▶ Exercise
Set out the lines of the records from the line containing "time-label: 13 (8, 537, 18, 545)" through the line containing "signal-tag: H Bull (203, 155, 225, 165)" as a Markdown table with the columns Row and Line. Number each line in the Row column and leave out any blank lines.

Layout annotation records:
* * *
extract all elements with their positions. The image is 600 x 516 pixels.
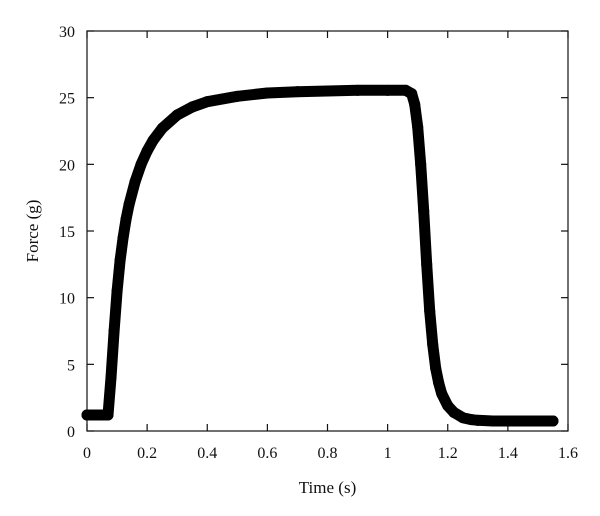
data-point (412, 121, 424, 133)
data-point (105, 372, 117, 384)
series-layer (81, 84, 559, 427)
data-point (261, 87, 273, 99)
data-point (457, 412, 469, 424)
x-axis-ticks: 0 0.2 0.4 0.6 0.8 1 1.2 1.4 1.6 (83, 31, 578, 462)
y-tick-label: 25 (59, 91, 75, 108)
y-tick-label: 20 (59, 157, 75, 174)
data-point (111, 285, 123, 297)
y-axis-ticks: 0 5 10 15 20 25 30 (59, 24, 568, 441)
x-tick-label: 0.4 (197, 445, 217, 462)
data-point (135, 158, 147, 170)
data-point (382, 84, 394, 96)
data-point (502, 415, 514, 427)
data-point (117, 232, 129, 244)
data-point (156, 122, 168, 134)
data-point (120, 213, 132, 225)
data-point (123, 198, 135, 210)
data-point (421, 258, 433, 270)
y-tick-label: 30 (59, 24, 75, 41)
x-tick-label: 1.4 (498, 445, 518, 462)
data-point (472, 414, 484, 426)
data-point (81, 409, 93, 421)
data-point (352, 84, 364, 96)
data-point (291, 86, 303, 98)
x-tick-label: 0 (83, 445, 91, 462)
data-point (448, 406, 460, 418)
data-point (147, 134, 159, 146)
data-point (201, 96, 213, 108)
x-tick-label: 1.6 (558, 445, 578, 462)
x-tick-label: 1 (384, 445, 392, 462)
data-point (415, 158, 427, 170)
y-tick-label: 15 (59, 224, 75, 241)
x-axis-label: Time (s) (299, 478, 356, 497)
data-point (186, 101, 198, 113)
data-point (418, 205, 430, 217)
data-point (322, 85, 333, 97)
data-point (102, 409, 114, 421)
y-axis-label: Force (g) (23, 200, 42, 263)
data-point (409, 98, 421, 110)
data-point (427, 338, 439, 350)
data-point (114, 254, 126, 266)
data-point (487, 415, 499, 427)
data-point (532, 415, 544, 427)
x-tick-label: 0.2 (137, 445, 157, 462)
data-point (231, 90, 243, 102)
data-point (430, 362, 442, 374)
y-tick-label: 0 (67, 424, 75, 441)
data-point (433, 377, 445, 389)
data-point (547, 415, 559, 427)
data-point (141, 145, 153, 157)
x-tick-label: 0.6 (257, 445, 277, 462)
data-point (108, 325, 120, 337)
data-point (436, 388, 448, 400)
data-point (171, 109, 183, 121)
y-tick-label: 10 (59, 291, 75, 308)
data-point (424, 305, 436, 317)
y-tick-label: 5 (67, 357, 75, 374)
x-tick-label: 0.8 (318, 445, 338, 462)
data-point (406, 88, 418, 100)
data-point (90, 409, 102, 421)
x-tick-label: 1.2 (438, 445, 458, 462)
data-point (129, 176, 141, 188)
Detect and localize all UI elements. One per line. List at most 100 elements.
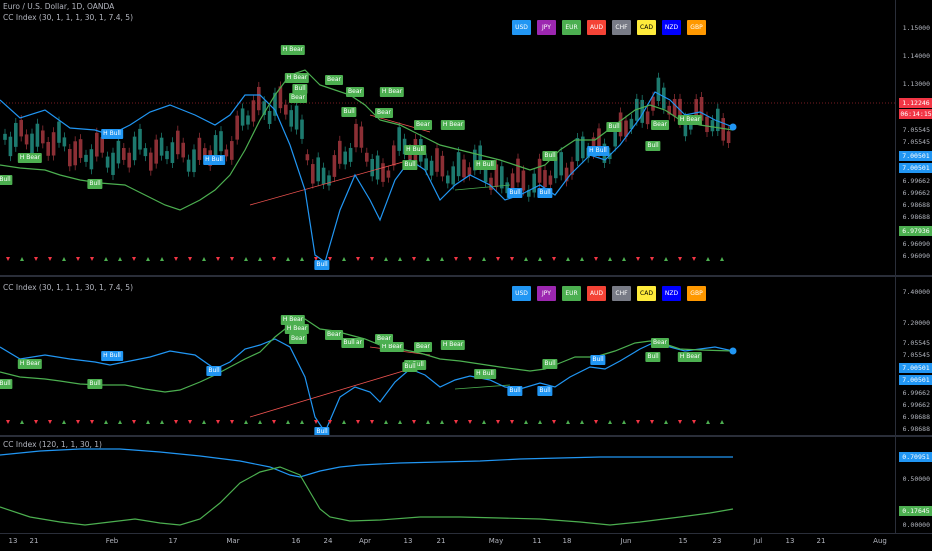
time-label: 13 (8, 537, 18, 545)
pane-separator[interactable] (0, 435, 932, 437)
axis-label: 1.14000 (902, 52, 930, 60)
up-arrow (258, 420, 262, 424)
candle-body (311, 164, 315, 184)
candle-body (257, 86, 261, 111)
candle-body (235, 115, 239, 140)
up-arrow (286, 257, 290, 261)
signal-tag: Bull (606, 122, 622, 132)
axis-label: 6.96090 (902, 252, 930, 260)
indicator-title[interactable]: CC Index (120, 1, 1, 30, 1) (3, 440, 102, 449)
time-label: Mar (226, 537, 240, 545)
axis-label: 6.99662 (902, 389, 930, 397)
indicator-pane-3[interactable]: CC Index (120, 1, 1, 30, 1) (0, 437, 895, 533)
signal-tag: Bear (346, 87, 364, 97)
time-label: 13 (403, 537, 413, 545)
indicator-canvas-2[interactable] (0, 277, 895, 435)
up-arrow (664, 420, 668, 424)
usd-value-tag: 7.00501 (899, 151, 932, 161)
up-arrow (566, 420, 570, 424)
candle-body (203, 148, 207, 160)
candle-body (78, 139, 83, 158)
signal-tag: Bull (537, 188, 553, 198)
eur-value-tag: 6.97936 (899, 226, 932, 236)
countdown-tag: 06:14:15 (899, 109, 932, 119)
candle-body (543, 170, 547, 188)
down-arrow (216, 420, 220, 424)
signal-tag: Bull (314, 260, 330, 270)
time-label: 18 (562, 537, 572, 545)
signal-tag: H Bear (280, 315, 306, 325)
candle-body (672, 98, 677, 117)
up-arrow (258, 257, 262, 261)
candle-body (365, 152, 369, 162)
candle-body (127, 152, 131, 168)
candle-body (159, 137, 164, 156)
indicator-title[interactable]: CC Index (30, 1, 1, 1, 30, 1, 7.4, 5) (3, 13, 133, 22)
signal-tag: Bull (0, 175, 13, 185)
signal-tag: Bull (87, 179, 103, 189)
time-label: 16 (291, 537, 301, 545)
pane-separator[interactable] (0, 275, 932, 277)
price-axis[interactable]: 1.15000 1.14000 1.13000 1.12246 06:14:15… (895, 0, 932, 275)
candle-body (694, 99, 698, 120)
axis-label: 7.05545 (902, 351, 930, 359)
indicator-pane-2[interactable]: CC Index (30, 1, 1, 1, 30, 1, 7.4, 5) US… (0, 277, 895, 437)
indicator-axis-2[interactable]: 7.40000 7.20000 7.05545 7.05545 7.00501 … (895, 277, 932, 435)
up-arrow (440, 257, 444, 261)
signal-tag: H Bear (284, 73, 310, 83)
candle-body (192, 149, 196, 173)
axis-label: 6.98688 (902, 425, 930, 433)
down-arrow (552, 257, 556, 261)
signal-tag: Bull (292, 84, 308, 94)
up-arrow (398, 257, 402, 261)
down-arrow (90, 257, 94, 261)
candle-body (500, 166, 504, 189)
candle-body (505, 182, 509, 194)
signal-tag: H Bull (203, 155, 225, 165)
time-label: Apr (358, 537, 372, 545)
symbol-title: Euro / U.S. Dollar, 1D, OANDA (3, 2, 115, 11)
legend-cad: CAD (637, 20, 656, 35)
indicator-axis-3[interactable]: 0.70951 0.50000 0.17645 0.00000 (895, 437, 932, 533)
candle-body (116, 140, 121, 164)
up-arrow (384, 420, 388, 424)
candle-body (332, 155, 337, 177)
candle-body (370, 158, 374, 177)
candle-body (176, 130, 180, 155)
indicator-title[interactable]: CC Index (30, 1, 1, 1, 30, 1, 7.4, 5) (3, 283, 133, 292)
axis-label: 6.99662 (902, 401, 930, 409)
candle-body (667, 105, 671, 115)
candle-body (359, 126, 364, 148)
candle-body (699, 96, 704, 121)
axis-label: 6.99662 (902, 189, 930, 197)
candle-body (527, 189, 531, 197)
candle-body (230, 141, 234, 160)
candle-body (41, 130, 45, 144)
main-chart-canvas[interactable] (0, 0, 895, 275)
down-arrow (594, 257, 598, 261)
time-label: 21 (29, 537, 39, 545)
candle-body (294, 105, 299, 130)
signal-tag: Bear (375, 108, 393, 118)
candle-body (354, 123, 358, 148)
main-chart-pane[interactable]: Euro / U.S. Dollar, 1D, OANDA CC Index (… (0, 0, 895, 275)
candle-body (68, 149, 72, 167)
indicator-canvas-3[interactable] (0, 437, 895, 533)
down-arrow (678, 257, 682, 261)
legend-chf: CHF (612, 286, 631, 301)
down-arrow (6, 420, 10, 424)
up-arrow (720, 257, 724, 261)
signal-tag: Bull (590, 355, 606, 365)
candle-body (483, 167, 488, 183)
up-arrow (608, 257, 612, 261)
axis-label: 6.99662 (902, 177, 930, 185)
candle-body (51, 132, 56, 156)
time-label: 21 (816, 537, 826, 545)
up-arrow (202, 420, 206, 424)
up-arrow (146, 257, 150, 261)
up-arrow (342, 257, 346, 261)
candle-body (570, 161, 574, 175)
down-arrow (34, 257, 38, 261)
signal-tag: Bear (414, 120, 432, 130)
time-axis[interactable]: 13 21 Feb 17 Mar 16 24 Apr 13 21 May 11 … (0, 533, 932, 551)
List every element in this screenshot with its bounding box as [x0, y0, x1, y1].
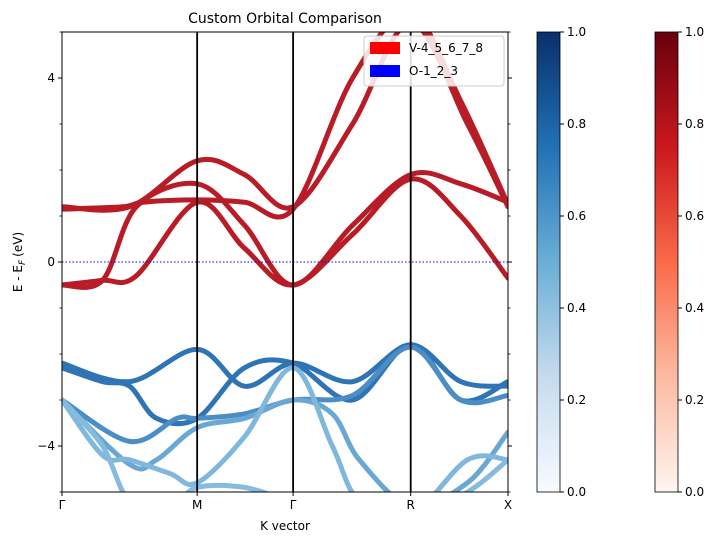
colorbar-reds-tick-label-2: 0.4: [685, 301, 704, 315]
* * *
▶ Response to this exercise
| Row | Line |
|---|---|
| 1 | time-label: 13 (8, 537, 18, 545) |
| 2 | pane-separator[interactable] (0, 435, 932, 437) |
| 3 | axis-label: 1.14000 (902, 52, 930, 60) |
| 4 | up-arrow (258, 420, 262, 424) |
| 5 | candle-body (311, 164, 315, 184) |
| 6 | candle-body (257, 86, 261, 111) |
| 7 | candle-body (235, 115, 239, 140) |
| 8 | up-arrow (286, 257, 290, 261) |
| 9 | signal-tag: Bull (606, 122, 622, 132) |
| 10 | axis-label: 6.96090 (902, 252, 930, 260) |
| 11 | indicator-title[interactable]: CC Index (120, 1, 1, 30, 1) (3, 440, 102, 449) |
| 12 | time-label: Mar (226, 537, 240, 545) |
| 13 | axis-label: 6.99662 (902, 389, 930, 397) |
| 14 | indicator-pane-3[interactable]: CC Index (120, 1, 1, 30, 1) (0, 437, 895, 533) |
| 15 | signal-tag: Bear (346, 87, 364, 97) |
| 16 | time-label: 13 (403, 537, 413, 545) |
| 17 | indicator-canvas-2[interactable] (0, 277, 895, 435) |
| 18 | up-arrow (664, 420, 668, 424) |
| 19 | usd-value-tag: 7.00501 (899, 151, 932, 161) |
| 20 | up-arrow (566, 420, 570, 424) |
| 21 | candle-body (203, 148, 207, 160) |
| 22 | candle-body (78, 139, 83, 158) |
| 23 | signal-tag: Bull (537, 188, 553, 198) |
| 24 | eur-value-tag: 6.97936 (899, 226, 932, 236) |
| 25 | countdown-tag: 06:14:15 (899, 109, 932, 119) |
| 26 | candle-body (543, 170, 547, 188) |
| 27 | down-arrow (216, 420, 220, 424) |
| 28 | signal-tag: Bull (314, 260, 330, 270) |
| 29 | time-label: 18 (562, 537, 572, 545) |
| 30 | signal-tag: H Bear (280, 315, 306, 325) |
| 31 | candle-body (672, 98, 677, 117) |
| 32 | up-arrow (258, 257, 262, 261) |
| 33 | candle-body (365, 152, 369, 162) |
| 34 | candle-body (127, 152, 131, 168) |
| 35 | candle-body (159, 137, 164, 156) |
| 36 | indicator-title[interactable]: CC Index (30, 1, 1, 1, 30, 1, 7.4, 5) (3, 13, 133, 22) |
| 37 | signal-tag: Bull (0, 175, 13, 185) |
| 38 | signal-tag: Bull (87, 179, 103, 189) |
| 39 | time-label: 16 (291, 537, 301, 545) |
| 40 | pane-separator[interactable] (0, 275, 932, 277) |
| 41 | price-axis[interactable]: 1.15000 1.14000 1.13000 1.12246 06:14:15… (895, 0, 932, 275) |
| 42 | candle-body (694, 99, 698, 120) |
| 43 | axis-label: 7.05545 (902, 351, 930, 359) |
| 44 | indicator-pane-2[interactable]: CC Index (30, 1, 1, 1, 30, 1, 7.4, 5) US… (0, 277, 895, 437) |
| 45 | indicator-axis-2[interactable]: 7.40000 7.20000 7.05545 7.05545 7.00501 … (895, 277, 932, 435) |
| 46 | up-arrow (440, 257, 444, 261) |
| 47 | signal-tag: H Bear (284, 73, 310, 83) |
| 48 | candle-body (192, 149, 196, 173) |
| 49 | axis-label: 6.98688 (902, 425, 930, 433) |
| 50 | down-arrow (552, 257, 556, 261) |
| 51 | signal-tag: Bull (292, 84, 308, 94) |
| 52 | up-arrow (398, 257, 402, 261) |
| 53 | down-arrow (90, 257, 94, 261) |
| 54 | candle-body (500, 166, 504, 189) |
| 55 | candle-body (505, 182, 509, 194) |
| 56 | signal-tag: H Bull (203, 155, 225, 165) |